Aim -
List each username that appears as a poster in the cat adoption thread below, once each, in the order each first posts.

Excerpt to read -
# Uffe was in the Special Silent Area



## Gina2705 (Jan 24, 2012)

I went to get a cat from a shelter in June last year, and there were loads to chose between. They were all meowing and rubbing against there cages and being generally wonderful. 
I told my "salesgirl" that I wanted to adopt a cat that really needed it - be it 3-legged, old or otherwise undesirable to the general public, and straightaway she took me to the Silent Department for especially frightened, mad or sad cats. In one of the cages i could only see the back of a transport-bag and the girl told me that Uffe was very sad and frightened and didn't want to come out or eat or anything.
Without even seeing him, I knew that he was my cat - and now, 8 months after, I couldn't have been more right!
We are inseparable, and if he had his way, he would sit on my face all day. We play and we talk (his mother is half Siamese, so he talks a lot) and we sleep arm in arm and snooze on the sofa on a Sunday, with him under my chin - BLISS!
As long as I'm alive, Uffe will never feel unsafe og frightened again 

Thanks for reading :smile:


----------



## shan841 (Jan 19, 2012)

He sounds like a real Gem! Thanks for giving him a good home


----------



## MowMow (Nov 6, 2010)

As my SO says about MowMow and I "You are two peas in a pod!"


----------



## Gina2705 (Jan 24, 2012)

MowMow and Shan841 - thank you so much for reading and commenting! But where du I go to hear YOUR stories and see YOUR cats? I'm still a little dizzy regarding threads - so if you can post links or something to your stories or pics I'd be really grateful


----------



## shan841 (Jan 19, 2012)

Gina2705 said:


> MowMow and Shan841 - thank you so much for reading and commenting! But where du I go to hear YOUR stories and see YOUR cats? I'm still a little dizzy regarding threads - so if you can post links or something to your stories or pics I'd be really grateful


well, im pretty new here as well but here is my introduction:

http://www.catforum.com/forum/41-meet-my-kitty/151209-banjo.html


----------



## Gina2705 (Jan 24, 2012)

shan841 said:


> well, im pretty new here as well but here is my introduction:
> 
> http://www.catforum.com/forum/41-meet-my-kitty/151209-banjo.html


Oooohhh, how cute is Banjo!!! I read all the comments too, and I agree - Banjo is a great word to say  Thank you for showing me - I need to go thread-searching to find peoples intros, I suppose. Jeeeez, I can't get over how cute he is......!!!


----------



## shan841 (Jan 19, 2012)

Gina2705 said:


> Oooohhh, how cute is Banjo!!! I read all the comments too, and I agree - Banjo is a great word to say  Thank you for showing me - I need to go thread-searching to find peoples intros, I suppose. Jeeeez, I can't get over how cute he is......!!!


Thank you so much! My favorite forum is "meet my kitty", just because it is all pictures and stories with happy endings. One day I will tell the story of my previous cat, fluff. I just havent done it yet because I am still very emotional. I loved him more than words can desribe and lost him on December 23 to lymphoma. Im tearing up just writing that much, but this forum and giving Banjo a good home have definately helped me to heal.


----------



## Vivid Dawn (May 31, 2010)

I think I posted my stories in the thread about "How did you get your cat", or something like that.

Data supplied -
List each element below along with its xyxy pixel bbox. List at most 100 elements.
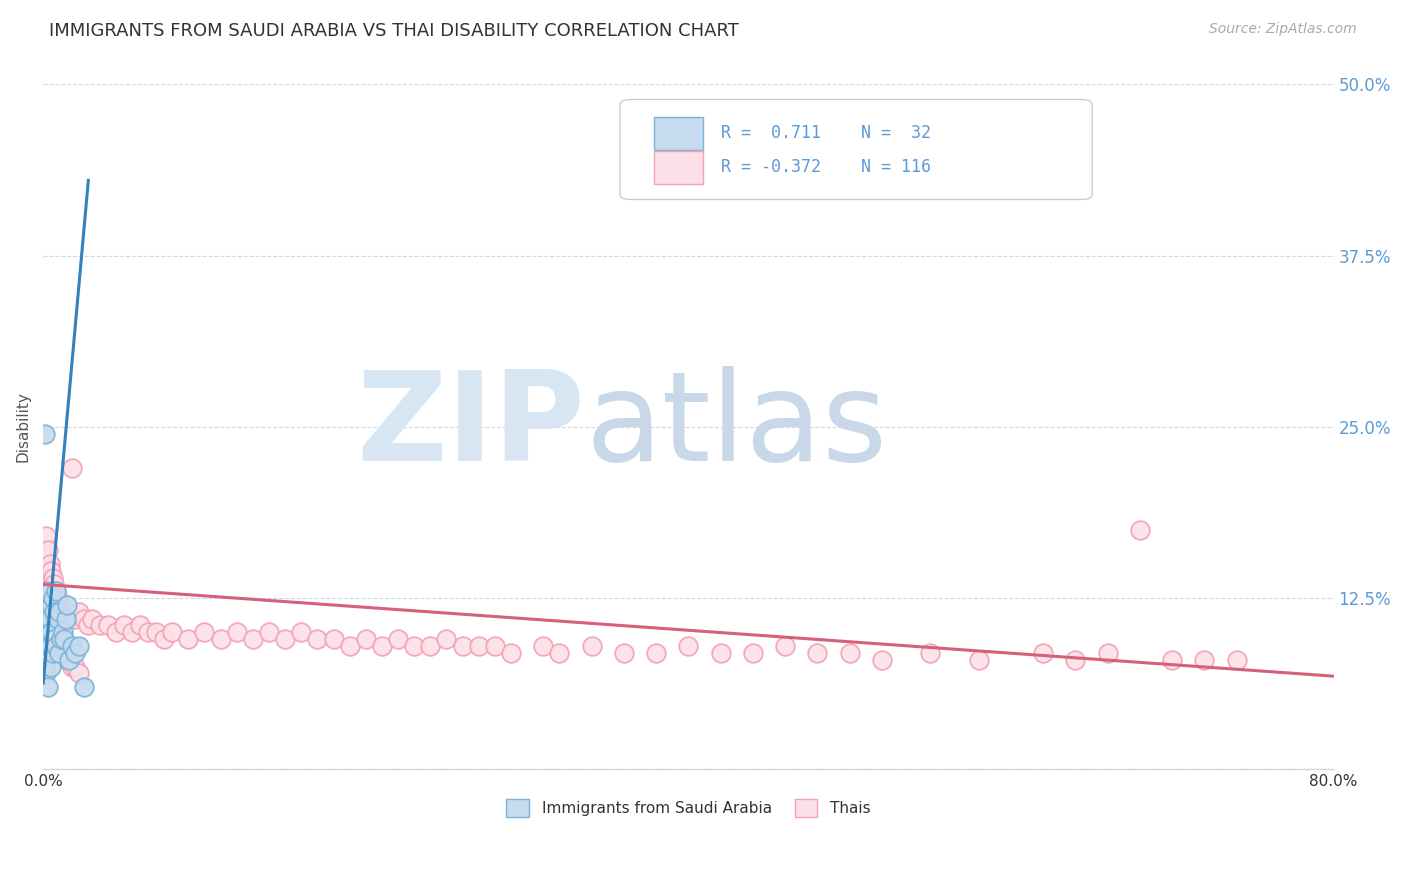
Point	[1097, 646, 1119, 660]
Point	[645, 646, 668, 660]
Point	[177, 632, 200, 647]
Point	[35, 666, 58, 681]
Point	[35, 549, 58, 564]
Point	[38, 618, 60, 632]
Point	[1032, 646, 1054, 660]
Text: ZIP: ZIP	[356, 367, 585, 487]
Point	[37, 612, 59, 626]
Point	[60, 461, 83, 475]
Point	[58, 653, 80, 667]
Point	[1161, 653, 1184, 667]
Point	[257, 625, 280, 640]
Point	[451, 639, 474, 653]
Point	[46, 591, 69, 606]
Point	[419, 639, 441, 653]
Point	[49, 605, 72, 619]
Point	[34, 426, 56, 441]
Point	[42, 591, 65, 606]
Point	[35, 529, 58, 543]
Point	[38, 639, 60, 653]
Point	[44, 598, 66, 612]
Point	[967, 653, 990, 667]
Point	[39, 564, 62, 578]
Point	[55, 612, 77, 626]
Point	[72, 612, 94, 626]
Point	[51, 625, 73, 640]
Point	[51, 639, 73, 653]
Point	[45, 605, 67, 619]
Point	[39, 584, 62, 599]
Point	[39, 659, 62, 673]
Point	[37, 618, 59, 632]
Point	[34, 618, 56, 632]
Point	[56, 653, 79, 667]
Point	[45, 584, 67, 599]
Point	[741, 646, 763, 660]
Point	[37, 625, 59, 640]
Point	[42, 625, 65, 640]
Point	[129, 618, 152, 632]
Point	[35, 625, 58, 640]
Point	[35, 591, 58, 606]
Point	[89, 618, 111, 632]
Point	[56, 605, 79, 619]
Y-axis label: Disability: Disability	[15, 392, 30, 462]
Point	[48, 646, 70, 660]
Point	[1064, 653, 1087, 667]
Point	[193, 625, 215, 640]
Point	[53, 646, 76, 660]
Point	[322, 632, 344, 647]
Point	[613, 646, 636, 660]
Point	[48, 605, 70, 619]
Point	[548, 646, 571, 660]
Point	[371, 639, 394, 653]
Point	[710, 646, 733, 660]
Point	[153, 632, 176, 647]
Point	[55, 646, 77, 660]
Point	[67, 639, 90, 653]
Point	[121, 625, 143, 640]
Point	[60, 639, 83, 653]
Point	[37, 584, 59, 599]
Point	[209, 632, 232, 647]
Point	[112, 618, 135, 632]
Point	[39, 605, 62, 619]
Point	[58, 653, 80, 667]
Point	[34, 543, 56, 558]
Point	[37, 605, 59, 619]
Point	[46, 632, 69, 647]
Point	[38, 612, 60, 626]
Point	[38, 557, 60, 571]
Point	[80, 612, 103, 626]
Point	[290, 625, 312, 640]
Text: R = -0.372    N = 116: R = -0.372 N = 116	[721, 158, 931, 177]
Point	[65, 646, 87, 660]
Point	[387, 632, 409, 647]
Point	[37, 680, 59, 694]
Point	[58, 612, 80, 626]
Point	[838, 646, 860, 660]
Point	[773, 639, 796, 653]
Legend: Immigrants from Saudi Arabia, Thais: Immigrants from Saudi Arabia, Thais	[501, 792, 876, 823]
Point	[104, 625, 127, 640]
Point	[44, 632, 66, 647]
Point	[35, 605, 58, 619]
Point	[48, 598, 70, 612]
Point	[38, 598, 60, 612]
Point	[34, 612, 56, 626]
Point	[404, 639, 426, 653]
Point	[53, 632, 76, 647]
Point	[678, 639, 700, 653]
Bar	[654, 117, 703, 150]
Point	[307, 632, 329, 647]
Point	[870, 653, 893, 667]
Point	[581, 639, 603, 653]
Point	[34, 584, 56, 599]
Point	[45, 639, 67, 653]
Point	[145, 625, 167, 640]
Point	[48, 612, 70, 626]
Point	[67, 666, 90, 681]
Point	[72, 680, 94, 694]
Point	[49, 632, 72, 647]
Point	[49, 639, 72, 653]
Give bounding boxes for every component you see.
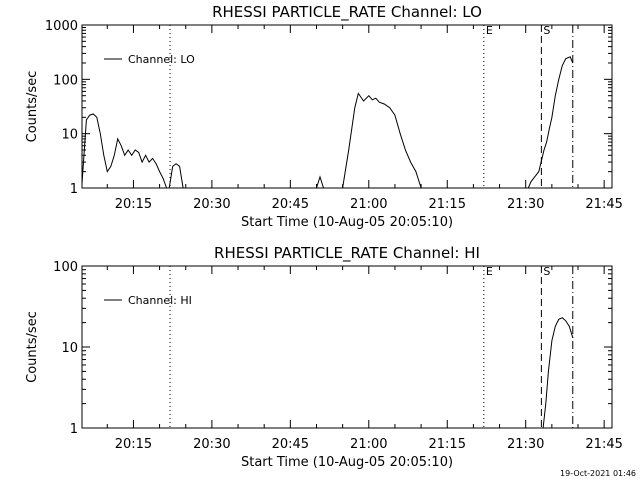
chart-marks: 20:15 20:30 20:45 21:00 21:15 21:30 21:45 1 10 10… xyxy=(45,19,623,212)
y-axis-label: Counts/sec xyxy=(25,311,40,383)
x-tick-label: 20:15 xyxy=(115,437,152,452)
x-tick-label: 20:30 xyxy=(193,197,230,212)
y-tick-label: 1 xyxy=(70,182,78,197)
series-line xyxy=(521,56,574,189)
y-tick-label: 100 xyxy=(53,260,78,275)
time-marker-label: S xyxy=(543,265,550,278)
x-tick-label: 21:30 xyxy=(507,197,544,212)
x-tick-label: 21:00 xyxy=(350,197,387,212)
legend: Channel: HI xyxy=(104,294,192,307)
x-axis-label: Start Time (10-Aug-05 20:05:10) xyxy=(241,215,453,230)
series-line xyxy=(316,175,324,189)
x-tick-label: 21:45 xyxy=(585,197,622,212)
x-tick-label: 20:30 xyxy=(193,437,230,452)
hi-channel-panel: RHESSI PARTICLE_RATE Channel: HI Start T… xyxy=(25,244,623,470)
y-tick-label: 1 xyxy=(70,422,78,437)
chart-title: RHESSI PARTICLE_RATE Channel: HI xyxy=(214,244,480,263)
x-axis-label: Start Time (10-Aug-05 20:05:10) xyxy=(241,455,453,470)
y-tick-label: 1000 xyxy=(45,19,78,34)
time-marker-label: E xyxy=(486,24,493,37)
y-tick-label: 100 xyxy=(53,73,78,88)
x-tick-label: 20:45 xyxy=(272,437,309,452)
time-marker-label: E xyxy=(486,265,493,278)
chart-title: RHESSI PARTICLE_RATE Channel: LO xyxy=(212,3,482,22)
series-line xyxy=(168,163,184,189)
legend-label: Channel: LO xyxy=(128,53,195,66)
y-tick-label: 10 xyxy=(61,128,78,143)
lo-channel-panel: RHESSI PARTICLE_RATE Channel: LO Start T… xyxy=(25,3,623,230)
y-axis-label: Counts/sec xyxy=(25,71,40,143)
legend-label: Channel: HI xyxy=(128,294,192,307)
x-tick-label: 20:15 xyxy=(115,197,152,212)
x-tick-label: 21:45 xyxy=(585,437,622,452)
chart-marks: 20:15 20:30 20:45 21:00 21:15 21:30 21:45 1 10 10… xyxy=(53,260,623,452)
x-tick-label: 21:15 xyxy=(429,197,466,212)
plot-frame xyxy=(81,24,613,189)
footer-timestamp: 19-Oct-2021 01:46 xyxy=(560,469,636,478)
series-line xyxy=(542,317,574,429)
series-line xyxy=(81,113,168,189)
x-tick-label: 21:30 xyxy=(507,437,544,452)
x-tick-label: 21:15 xyxy=(429,437,466,452)
x-tick-label: 21:00 xyxy=(350,437,387,452)
time-marker-label: S xyxy=(543,24,550,37)
x-tick-label: 20:45 xyxy=(272,197,309,212)
plot-frame xyxy=(81,265,613,429)
series-line xyxy=(342,92,422,189)
legend: Channel: LO xyxy=(104,53,195,66)
y-tick-label: 10 xyxy=(61,341,78,356)
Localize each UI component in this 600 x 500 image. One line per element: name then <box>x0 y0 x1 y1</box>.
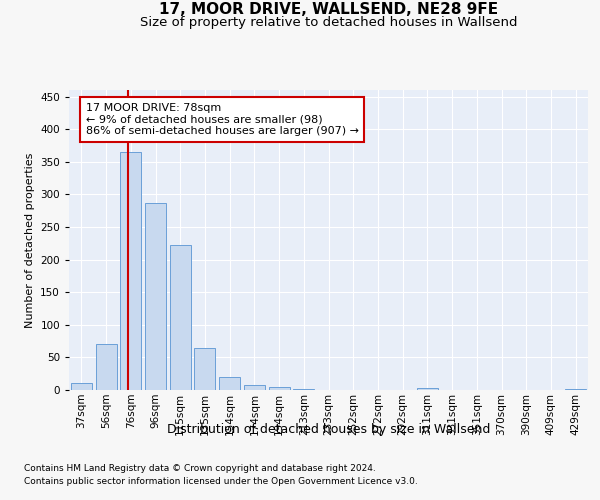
Bar <box>219 377 240 390</box>
Bar <box>417 388 438 390</box>
Bar <box>71 383 92 390</box>
Text: Distribution of detached houses by size in Wallsend: Distribution of detached houses by size … <box>167 422 490 436</box>
Bar <box>293 388 314 390</box>
Bar <box>244 386 265 390</box>
Bar <box>269 386 290 390</box>
Text: 17, MOOR DRIVE, WALLSEND, NE28 9FE: 17, MOOR DRIVE, WALLSEND, NE28 9FE <box>159 2 499 18</box>
Bar <box>565 388 586 390</box>
Bar <box>120 152 141 390</box>
Bar <box>170 245 191 390</box>
Bar <box>194 348 215 390</box>
Text: Contains HM Land Registry data © Crown copyright and database right 2024.: Contains HM Land Registry data © Crown c… <box>24 464 376 473</box>
Text: Contains public sector information licensed under the Open Government Licence v3: Contains public sector information licen… <box>24 478 418 486</box>
Text: 17 MOOR DRIVE: 78sqm
← 9% of detached houses are smaller (98)
86% of semi-detach: 17 MOOR DRIVE: 78sqm ← 9% of detached ho… <box>86 103 359 136</box>
Y-axis label: Number of detached properties: Number of detached properties <box>25 152 35 328</box>
Text: Size of property relative to detached houses in Wallsend: Size of property relative to detached ho… <box>140 16 518 29</box>
Bar <box>145 203 166 390</box>
Bar <box>95 344 116 390</box>
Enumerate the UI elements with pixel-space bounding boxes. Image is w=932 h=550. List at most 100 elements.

Correct result -
Gina2705, shan841, MowMow, Vivid Dawn